TO BE DONE:
Go through the entries below and retype them exactly, omitting each picture.
========
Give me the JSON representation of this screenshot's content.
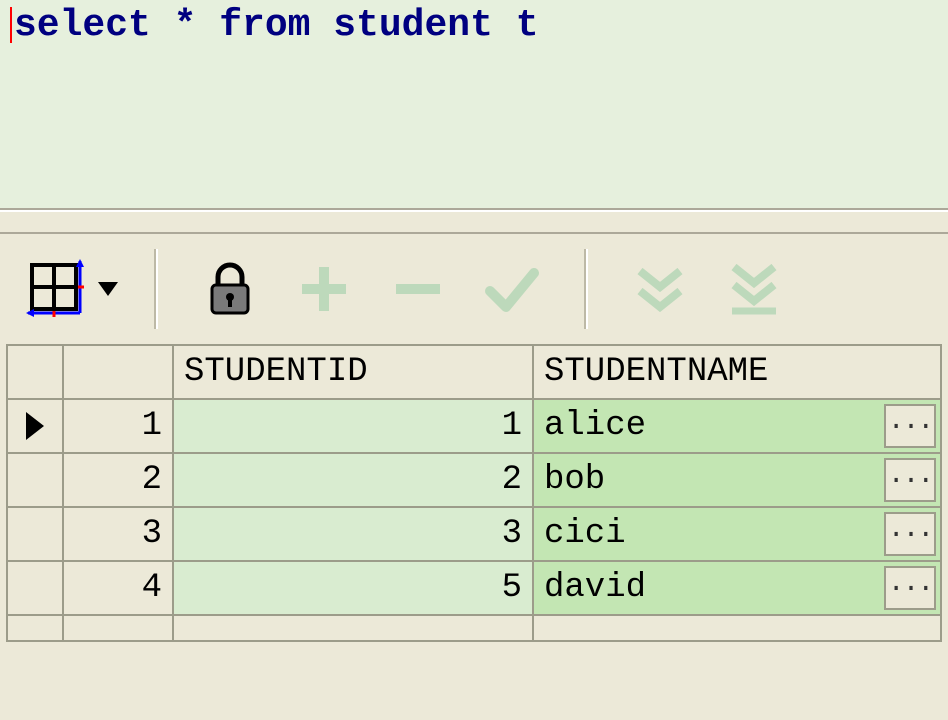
{
  "editor": {
    "sql_kw1": "select",
    "sql_star": " * ",
    "sql_kw2": "from",
    "sql_ident": " student t"
  },
  "toolbar": {
    "grid_label": "Grid view",
    "lock_label": "Lock",
    "add_label": "Add",
    "remove_label": "Remove",
    "commit_label": "Commit",
    "fetch_label": "Fetch",
    "fetch_all_label": "Fetch all"
  },
  "columns": {
    "c1": "STUDENTID",
    "c2": "STUDENTNAME"
  },
  "rows": [
    {
      "n": "1",
      "id": "1",
      "name": "alice"
    },
    {
      "n": "2",
      "id": "2",
      "name": "bob"
    },
    {
      "n": "3",
      "id": "3",
      "name": "cici"
    },
    {
      "n": "4",
      "id": "5",
      "name": "david"
    }
  ],
  "ellipsis": "..."
}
========
FINAL RESULT:
Give me the JSON representation of this screenshot's content.
{
  "editor": {
    "sql_kw1": "select",
    "sql_star": " * ",
    "sql_kw2": "from",
    "sql_ident": " student t"
  },
  "toolbar": {
    "grid_label": "Grid view",
    "lock_label": "Lock",
    "add_label": "Add",
    "remove_label": "Remove",
    "commit_label": "Commit",
    "fetch_label": "Fetch",
    "fetch_all_label": "Fetch all"
  },
  "columns": {
    "c1": "STUDENTID",
    "c2": "STUDENTNAME"
  },
  "rows": [
    {
      "n": "1",
      "id": "1",
      "name": "alice"
    },
    {
      "n": "2",
      "id": "2",
      "name": "bob"
    },
    {
      "n": "3",
      "id": "3",
      "name": "cici"
    },
    {
      "n": "4",
      "id": "5",
      "name": "david"
    }
  ],
  "ellipsis": "..."
}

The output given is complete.